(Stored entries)
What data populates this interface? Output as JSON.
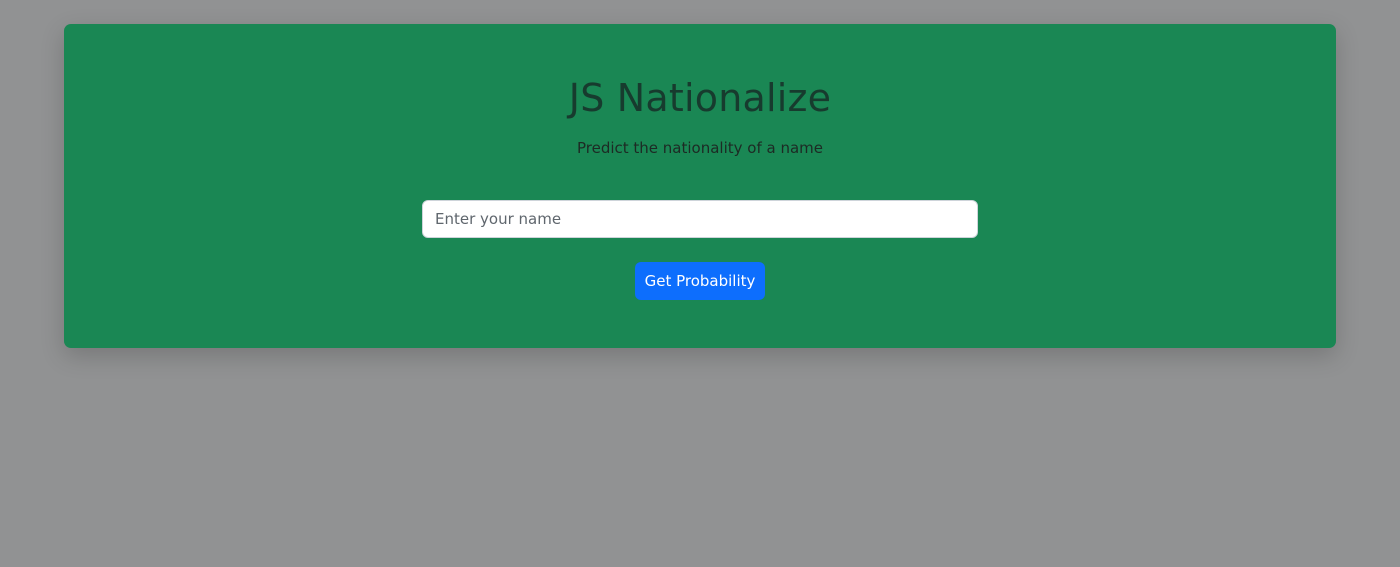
{
  "app": {
    "title": "JS Nationalize",
    "subtitle": "Predict the nationality of a name"
  },
  "form": {
    "name_input": {
      "value": "",
      "placeholder": "Enter your name"
    },
    "submit_label": "Get Probability"
  },
  "colors": {
    "page_background": "#919293",
    "card_background": "#1a8754",
    "title_text": "#173b2e",
    "button_primary": "#0d6efd",
    "button_text": "#ffffff"
  }
}
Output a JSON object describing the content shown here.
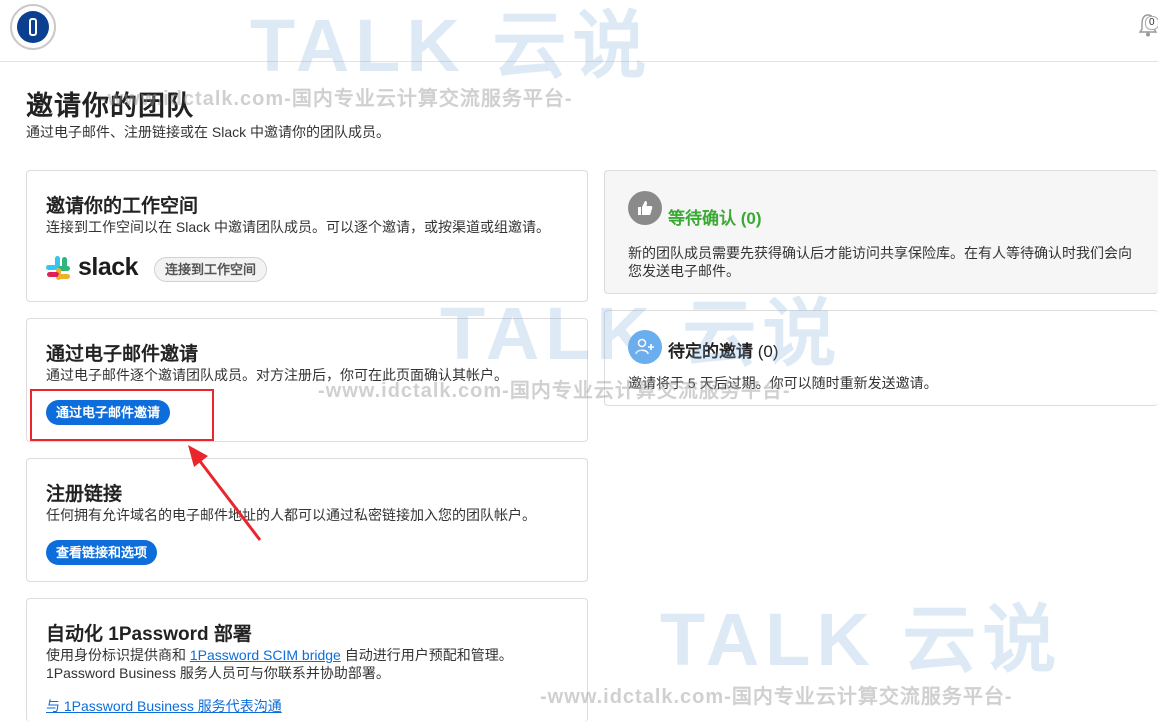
{
  "header": {
    "logo_icon": "1password-logo-icon",
    "notification_icon": "bell-icon",
    "notification_count": "0"
  },
  "page": {
    "title": "邀请你的团队",
    "subtitle": "通过电子邮件、注册链接或在 Slack 中邀请你的团队成员。"
  },
  "workspace_card": {
    "title": "邀请你的工作空间",
    "description": "连接到工作空间以在 Slack 中邀请团队成员。可以逐个邀请，或按渠道或组邀请。",
    "slack_wordmark": "slack",
    "connect_label": "连接到工作空间"
  },
  "email_card": {
    "title": "通过电子邮件邀请",
    "description": "通过电子邮件逐个邀请团队成员。对方注册后，你可在此页面确认其帐户。",
    "button_label": "通过电子邮件邀请"
  },
  "signup_card": {
    "title": "注册链接",
    "description": "任何拥有允许域名的电子邮件地址的人都可以通过私密链接加入您的团队帐户。",
    "button_label": "查看链接和选项"
  },
  "automation_card": {
    "title": "自动化 1Password 部署",
    "description_before": "使用身份标识提供商和 ",
    "scim_link": "1Password SCIM bridge",
    "description_after": " 自动进行用户预配和管理。",
    "description_line2": "1Password Business 服务人员可与你联系并协助部署。",
    "contact_link": "与 1Password Business 服务代表沟通"
  },
  "pending_confirm": {
    "icon": "thumbs-up-icon",
    "title": "等待确认",
    "count": "(0)",
    "description": "新的团队成员需要先获得确认后才能访问共享保险库。在有人等待确认时我们会向您发送电子邮件。"
  },
  "pending_invites": {
    "icon": "add-user-icon",
    "title": "待定的邀请",
    "count": "(0)",
    "description": "邀请将于 5 天后过期。你可以随时重新发送邀请。"
  },
  "watermarks": {
    "brand": "TALK 云说",
    "url": "-www.idctalk.com-国内专业云计算交流服务平台-"
  },
  "colors": {
    "primary_button": "#0d6ddb",
    "confirm_green": "#3aa935",
    "highlight_red": "#e8262c"
  }
}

Aim of the exercise => Without the pictures, repeat the listing above exactly.

Response =>
What data populates this interface? Output as JSON.
{
  "app": {
    "title": "JS Nationalize",
    "subtitle": "Predict the nationality of a name"
  },
  "form": {
    "name_input": {
      "value": "",
      "placeholder": "Enter your name"
    },
    "submit_label": "Get Probability"
  },
  "colors": {
    "page_background": "#919293",
    "card_background": "#1a8754",
    "title_text": "#173b2e",
    "button_primary": "#0d6efd",
    "button_text": "#ffffff"
  }
}
Output a JSON object describing the content shown here.
{
  "header": {
    "logo_icon": "1password-logo-icon",
    "notification_icon": "bell-icon",
    "notification_count": "0"
  },
  "page": {
    "title": "邀请你的团队",
    "subtitle": "通过电子邮件、注册链接或在 Slack 中邀请你的团队成员。"
  },
  "workspace_card": {
    "title": "邀请你的工作空间",
    "description": "连接到工作空间以在 Slack 中邀请团队成员。可以逐个邀请，或按渠道或组邀请。",
    "slack_wordmark": "slack",
    "connect_label": "连接到工作空间"
  },
  "email_card": {
    "title": "通过电子邮件邀请",
    "description": "通过电子邮件逐个邀请团队成员。对方注册后，你可在此页面确认其帐户。",
    "button_label": "通过电子邮件邀请"
  },
  "signup_card": {
    "title": "注册链接",
    "description": "任何拥有允许域名的电子邮件地址的人都可以通过私密链接加入您的团队帐户。",
    "button_label": "查看链接和选项"
  },
  "automation_card": {
    "title": "自动化 1Password 部署",
    "description_before": "使用身份标识提供商和 ",
    "scim_link": "1Password SCIM bridge",
    "description_after": " 自动进行用户预配和管理。",
    "description_line2": "1Password Business 服务人员可与你联系并协助部署。",
    "contact_link": "与 1Password Business 服务代表沟通"
  },
  "pending_confirm": {
    "icon": "thumbs-up-icon",
    "title": "等待确认",
    "count": "(0)",
    "description": "新的团队成员需要先获得确认后才能访问共享保险库。在有人等待确认时我们会向您发送电子邮件。"
  },
  "pending_invites": {
    "icon": "add-user-icon",
    "title": "待定的邀请",
    "count": "(0)",
    "description": "邀请将于 5 天后过期。你可以随时重新发送邀请。"
  },
  "watermarks": {
    "brand": "TALK 云说",
    "url": "-www.idctalk.com-国内专业云计算交流服务平台-"
  },
  "colors": {
    "primary_button": "#0d6ddb",
    "confirm_green": "#3aa935",
    "highlight_red": "#e8262c"
  }
}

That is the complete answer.